= Task statement =
Within the records, which lines hold the string "October"? Report each one by copying it.

Document transcript data
+ + + +

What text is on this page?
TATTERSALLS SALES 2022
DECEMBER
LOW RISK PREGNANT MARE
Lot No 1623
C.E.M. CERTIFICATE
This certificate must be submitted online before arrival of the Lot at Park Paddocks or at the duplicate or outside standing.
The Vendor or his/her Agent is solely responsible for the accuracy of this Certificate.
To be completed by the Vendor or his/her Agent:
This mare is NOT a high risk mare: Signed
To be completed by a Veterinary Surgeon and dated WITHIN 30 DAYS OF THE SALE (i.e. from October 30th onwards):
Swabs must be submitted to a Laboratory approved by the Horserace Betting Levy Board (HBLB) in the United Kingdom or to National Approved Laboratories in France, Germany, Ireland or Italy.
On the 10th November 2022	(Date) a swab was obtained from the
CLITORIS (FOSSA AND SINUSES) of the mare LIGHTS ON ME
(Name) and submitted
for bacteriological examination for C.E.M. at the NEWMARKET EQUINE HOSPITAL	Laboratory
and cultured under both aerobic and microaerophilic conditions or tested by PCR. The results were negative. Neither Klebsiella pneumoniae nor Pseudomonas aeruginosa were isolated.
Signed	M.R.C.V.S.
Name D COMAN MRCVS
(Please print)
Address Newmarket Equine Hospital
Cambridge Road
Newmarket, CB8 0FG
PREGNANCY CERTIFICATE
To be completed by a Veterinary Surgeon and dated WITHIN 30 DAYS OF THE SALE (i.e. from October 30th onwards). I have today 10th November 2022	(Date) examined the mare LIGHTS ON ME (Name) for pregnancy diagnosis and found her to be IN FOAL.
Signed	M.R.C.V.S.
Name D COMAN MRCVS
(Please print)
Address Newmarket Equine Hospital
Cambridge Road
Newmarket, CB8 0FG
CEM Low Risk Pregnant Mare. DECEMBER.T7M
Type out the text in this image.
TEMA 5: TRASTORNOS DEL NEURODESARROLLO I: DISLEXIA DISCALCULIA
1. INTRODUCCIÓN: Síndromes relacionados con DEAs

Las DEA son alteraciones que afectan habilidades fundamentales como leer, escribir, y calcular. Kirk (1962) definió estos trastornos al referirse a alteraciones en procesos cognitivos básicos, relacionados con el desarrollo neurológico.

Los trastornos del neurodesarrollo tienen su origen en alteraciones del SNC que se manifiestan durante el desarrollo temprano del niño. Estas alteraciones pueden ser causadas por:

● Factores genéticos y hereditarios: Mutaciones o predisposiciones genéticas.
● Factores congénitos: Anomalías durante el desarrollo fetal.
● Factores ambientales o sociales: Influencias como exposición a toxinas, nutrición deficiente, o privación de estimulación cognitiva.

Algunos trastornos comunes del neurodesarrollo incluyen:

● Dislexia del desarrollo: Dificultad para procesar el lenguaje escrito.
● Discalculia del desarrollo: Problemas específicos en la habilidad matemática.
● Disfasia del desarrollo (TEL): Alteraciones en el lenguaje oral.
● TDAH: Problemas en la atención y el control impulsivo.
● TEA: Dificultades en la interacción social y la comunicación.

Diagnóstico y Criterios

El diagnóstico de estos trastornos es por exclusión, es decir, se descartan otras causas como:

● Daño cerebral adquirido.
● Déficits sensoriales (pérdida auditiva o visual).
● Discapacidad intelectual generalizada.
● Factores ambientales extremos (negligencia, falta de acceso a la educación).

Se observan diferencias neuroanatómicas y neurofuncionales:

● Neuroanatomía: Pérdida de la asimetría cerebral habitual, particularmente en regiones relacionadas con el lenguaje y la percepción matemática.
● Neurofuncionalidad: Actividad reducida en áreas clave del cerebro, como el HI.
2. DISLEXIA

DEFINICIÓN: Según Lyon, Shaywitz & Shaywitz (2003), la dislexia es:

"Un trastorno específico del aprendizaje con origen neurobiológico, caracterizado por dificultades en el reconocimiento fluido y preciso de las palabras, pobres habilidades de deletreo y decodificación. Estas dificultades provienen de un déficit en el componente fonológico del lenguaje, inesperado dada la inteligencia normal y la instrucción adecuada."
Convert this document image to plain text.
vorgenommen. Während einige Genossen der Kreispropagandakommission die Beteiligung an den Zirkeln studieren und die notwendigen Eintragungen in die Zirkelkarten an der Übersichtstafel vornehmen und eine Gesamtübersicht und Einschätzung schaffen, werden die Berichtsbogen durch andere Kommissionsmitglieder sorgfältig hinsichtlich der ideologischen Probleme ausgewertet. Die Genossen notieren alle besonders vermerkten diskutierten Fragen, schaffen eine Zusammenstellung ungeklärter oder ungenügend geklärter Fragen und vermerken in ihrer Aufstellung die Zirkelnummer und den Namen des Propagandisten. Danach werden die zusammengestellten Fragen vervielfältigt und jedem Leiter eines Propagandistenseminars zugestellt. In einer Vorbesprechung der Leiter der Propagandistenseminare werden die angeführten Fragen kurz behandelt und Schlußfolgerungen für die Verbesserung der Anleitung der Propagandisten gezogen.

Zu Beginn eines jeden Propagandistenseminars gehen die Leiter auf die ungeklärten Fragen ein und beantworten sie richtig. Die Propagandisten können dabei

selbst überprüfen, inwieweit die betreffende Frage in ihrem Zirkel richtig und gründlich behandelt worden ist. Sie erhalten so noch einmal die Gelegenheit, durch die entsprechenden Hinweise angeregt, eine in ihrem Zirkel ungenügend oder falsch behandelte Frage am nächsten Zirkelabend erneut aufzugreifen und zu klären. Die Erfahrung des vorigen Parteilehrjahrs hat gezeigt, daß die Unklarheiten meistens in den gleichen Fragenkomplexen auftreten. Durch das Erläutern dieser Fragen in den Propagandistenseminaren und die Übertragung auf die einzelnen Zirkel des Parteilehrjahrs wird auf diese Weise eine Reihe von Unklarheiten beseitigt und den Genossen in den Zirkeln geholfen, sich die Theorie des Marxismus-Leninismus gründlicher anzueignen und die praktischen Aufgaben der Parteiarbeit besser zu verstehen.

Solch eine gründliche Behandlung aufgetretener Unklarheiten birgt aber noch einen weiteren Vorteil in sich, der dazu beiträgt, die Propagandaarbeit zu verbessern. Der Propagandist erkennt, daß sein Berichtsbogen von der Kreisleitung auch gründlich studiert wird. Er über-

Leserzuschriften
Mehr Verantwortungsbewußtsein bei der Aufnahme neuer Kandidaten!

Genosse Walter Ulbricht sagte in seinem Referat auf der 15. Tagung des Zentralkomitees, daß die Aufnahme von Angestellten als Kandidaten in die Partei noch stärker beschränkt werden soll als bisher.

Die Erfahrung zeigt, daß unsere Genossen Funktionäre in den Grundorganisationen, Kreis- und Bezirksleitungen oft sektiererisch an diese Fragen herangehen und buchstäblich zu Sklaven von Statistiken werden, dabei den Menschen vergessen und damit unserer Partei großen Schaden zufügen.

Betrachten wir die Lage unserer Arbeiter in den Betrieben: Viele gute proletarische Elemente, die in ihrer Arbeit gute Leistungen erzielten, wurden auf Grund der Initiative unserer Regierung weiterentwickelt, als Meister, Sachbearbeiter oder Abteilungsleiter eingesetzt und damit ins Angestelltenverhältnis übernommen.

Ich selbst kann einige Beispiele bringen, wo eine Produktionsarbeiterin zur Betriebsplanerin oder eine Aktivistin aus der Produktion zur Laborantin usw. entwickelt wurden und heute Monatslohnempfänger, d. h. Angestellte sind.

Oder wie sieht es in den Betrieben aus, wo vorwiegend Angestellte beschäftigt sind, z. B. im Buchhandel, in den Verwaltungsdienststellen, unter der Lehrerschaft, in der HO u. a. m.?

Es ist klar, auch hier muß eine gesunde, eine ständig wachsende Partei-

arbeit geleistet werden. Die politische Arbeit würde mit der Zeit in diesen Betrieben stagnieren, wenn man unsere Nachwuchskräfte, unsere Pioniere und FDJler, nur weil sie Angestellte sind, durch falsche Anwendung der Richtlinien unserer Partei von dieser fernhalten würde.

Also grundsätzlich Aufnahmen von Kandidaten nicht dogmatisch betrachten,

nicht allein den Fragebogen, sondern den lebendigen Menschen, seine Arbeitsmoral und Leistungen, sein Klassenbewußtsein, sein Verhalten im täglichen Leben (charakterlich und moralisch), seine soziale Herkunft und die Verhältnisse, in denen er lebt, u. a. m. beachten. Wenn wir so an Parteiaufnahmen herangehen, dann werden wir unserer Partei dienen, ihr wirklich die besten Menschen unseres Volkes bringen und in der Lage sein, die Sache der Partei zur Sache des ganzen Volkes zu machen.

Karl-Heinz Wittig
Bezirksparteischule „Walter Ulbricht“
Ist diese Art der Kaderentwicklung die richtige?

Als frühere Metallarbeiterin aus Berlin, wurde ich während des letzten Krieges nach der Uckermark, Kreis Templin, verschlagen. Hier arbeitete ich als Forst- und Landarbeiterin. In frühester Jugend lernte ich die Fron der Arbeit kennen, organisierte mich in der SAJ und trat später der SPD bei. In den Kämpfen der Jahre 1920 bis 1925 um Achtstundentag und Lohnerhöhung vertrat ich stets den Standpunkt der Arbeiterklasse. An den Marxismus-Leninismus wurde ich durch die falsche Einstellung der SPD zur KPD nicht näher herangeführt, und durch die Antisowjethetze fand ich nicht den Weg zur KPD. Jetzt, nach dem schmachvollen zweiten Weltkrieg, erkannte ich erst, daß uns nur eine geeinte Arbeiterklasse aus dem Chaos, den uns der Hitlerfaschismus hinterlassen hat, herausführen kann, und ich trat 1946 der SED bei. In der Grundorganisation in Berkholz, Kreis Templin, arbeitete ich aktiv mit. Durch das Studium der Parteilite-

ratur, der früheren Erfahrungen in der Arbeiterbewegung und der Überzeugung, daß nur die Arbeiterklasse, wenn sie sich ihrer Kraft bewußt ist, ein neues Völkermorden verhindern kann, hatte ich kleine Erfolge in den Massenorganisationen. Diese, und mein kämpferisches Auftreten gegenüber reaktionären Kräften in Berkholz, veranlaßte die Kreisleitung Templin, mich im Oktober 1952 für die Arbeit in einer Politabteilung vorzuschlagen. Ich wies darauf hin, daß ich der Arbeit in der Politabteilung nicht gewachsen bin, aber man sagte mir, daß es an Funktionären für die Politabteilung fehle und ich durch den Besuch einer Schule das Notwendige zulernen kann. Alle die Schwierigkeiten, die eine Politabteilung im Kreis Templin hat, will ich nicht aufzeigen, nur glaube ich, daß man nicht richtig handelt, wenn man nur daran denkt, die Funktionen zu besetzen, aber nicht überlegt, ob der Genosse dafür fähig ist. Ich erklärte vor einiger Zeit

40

+ + + +

= Response to this exercise =
To be completed by a Veterinary Surgeon and dated WITHIN 30 DAYS OF THE SALE (i.e. from October 30th onwards):
To be completed by a Veterinary Surgeon and dated WITHIN 30 DAYS OF THE SALE (i.e. from October 30th onwards). I have today 10th November 2022	(Date) examined the mare LIGHTS ON ME (Name) for pregnancy diagnosis and found her to be IN FOAL.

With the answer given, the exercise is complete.